Identify the lines that include the word "screenshot", then copy all of them.

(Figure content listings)
..........

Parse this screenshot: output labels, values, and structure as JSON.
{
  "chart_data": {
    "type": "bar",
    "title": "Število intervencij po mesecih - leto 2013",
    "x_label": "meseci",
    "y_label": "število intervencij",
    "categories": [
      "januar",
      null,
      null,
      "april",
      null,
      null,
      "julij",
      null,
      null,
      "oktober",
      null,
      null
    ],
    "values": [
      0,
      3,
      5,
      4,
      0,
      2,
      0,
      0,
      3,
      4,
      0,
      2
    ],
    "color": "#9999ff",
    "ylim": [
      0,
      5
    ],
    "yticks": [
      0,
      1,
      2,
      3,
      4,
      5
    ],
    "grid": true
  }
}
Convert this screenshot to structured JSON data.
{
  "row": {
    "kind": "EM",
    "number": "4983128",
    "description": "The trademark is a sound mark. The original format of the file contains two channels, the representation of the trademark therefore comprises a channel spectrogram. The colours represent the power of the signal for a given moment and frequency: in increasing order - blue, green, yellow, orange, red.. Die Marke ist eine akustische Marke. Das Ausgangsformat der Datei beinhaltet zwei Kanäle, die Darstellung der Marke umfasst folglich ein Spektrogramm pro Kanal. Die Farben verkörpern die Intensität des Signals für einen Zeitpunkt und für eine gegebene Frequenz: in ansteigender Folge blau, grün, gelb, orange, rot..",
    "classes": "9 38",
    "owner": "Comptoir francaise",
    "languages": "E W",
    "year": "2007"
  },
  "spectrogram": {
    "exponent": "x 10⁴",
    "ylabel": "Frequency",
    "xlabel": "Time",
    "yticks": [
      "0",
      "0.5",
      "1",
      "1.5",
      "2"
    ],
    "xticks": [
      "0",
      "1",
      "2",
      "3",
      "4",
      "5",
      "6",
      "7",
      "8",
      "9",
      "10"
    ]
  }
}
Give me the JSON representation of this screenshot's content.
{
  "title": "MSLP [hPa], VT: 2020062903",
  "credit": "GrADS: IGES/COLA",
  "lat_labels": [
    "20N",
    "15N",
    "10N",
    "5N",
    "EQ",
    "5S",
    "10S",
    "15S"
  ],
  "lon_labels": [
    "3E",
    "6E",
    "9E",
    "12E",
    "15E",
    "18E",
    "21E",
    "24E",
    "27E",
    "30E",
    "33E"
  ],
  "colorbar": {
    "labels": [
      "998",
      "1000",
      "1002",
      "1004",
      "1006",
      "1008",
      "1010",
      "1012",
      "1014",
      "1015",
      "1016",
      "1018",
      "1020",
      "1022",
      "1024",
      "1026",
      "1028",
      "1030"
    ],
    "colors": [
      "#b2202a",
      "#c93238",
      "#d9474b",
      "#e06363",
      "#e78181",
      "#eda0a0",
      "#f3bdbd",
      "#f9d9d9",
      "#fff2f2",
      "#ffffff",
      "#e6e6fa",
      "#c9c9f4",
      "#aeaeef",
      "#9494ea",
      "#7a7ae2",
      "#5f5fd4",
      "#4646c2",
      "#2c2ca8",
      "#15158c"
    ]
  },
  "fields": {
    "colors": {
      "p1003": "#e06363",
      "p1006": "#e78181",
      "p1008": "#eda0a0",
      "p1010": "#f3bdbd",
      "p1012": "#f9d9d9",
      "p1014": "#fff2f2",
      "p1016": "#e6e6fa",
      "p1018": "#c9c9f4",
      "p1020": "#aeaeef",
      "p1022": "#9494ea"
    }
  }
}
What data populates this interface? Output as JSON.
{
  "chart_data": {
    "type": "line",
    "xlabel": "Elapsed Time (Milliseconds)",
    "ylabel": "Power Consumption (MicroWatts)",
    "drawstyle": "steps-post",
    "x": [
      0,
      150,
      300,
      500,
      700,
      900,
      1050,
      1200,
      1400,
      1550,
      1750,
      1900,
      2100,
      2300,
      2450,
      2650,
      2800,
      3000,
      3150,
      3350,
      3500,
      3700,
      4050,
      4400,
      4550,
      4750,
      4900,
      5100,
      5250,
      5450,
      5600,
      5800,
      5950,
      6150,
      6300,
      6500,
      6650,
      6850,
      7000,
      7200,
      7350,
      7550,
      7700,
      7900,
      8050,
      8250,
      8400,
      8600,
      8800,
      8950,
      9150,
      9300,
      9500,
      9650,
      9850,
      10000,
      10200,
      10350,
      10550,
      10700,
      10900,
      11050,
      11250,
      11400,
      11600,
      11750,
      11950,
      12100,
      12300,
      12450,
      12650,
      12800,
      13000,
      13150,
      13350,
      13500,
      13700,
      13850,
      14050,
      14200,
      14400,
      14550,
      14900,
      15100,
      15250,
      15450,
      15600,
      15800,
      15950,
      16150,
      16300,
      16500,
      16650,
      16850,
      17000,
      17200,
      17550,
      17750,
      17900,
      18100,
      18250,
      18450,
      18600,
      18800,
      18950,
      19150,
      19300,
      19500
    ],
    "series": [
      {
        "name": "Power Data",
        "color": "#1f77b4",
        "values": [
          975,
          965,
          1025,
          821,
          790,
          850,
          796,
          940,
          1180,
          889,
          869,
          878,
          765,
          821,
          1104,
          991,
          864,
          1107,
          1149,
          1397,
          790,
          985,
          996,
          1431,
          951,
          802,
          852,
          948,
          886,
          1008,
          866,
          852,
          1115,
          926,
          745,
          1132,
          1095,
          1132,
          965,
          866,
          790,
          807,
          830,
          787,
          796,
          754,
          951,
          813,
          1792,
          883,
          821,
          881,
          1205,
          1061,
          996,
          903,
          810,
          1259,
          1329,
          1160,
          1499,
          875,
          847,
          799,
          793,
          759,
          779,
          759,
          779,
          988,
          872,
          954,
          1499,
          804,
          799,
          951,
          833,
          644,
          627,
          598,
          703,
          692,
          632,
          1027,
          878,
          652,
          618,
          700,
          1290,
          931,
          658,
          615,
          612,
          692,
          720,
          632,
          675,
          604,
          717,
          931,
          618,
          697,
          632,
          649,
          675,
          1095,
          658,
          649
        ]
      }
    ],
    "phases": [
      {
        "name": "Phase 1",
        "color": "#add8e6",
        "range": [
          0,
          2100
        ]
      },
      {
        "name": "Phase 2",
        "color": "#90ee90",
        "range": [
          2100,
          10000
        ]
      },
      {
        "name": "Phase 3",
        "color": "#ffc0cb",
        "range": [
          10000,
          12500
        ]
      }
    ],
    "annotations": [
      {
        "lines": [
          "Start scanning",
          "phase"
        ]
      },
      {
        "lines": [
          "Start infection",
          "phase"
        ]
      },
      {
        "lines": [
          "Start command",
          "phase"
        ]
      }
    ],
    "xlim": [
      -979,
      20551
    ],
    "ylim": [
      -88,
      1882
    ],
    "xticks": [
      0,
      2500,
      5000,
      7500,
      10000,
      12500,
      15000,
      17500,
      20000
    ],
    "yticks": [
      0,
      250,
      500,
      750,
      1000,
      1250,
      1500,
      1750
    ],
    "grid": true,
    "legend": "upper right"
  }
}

..........

◆ **Finished task**
Parse this screenshot: output labels, values, and structure as JSON.
Convert this screenshot to structured JSON data.
Give me the JSON representation of this screenshot's content.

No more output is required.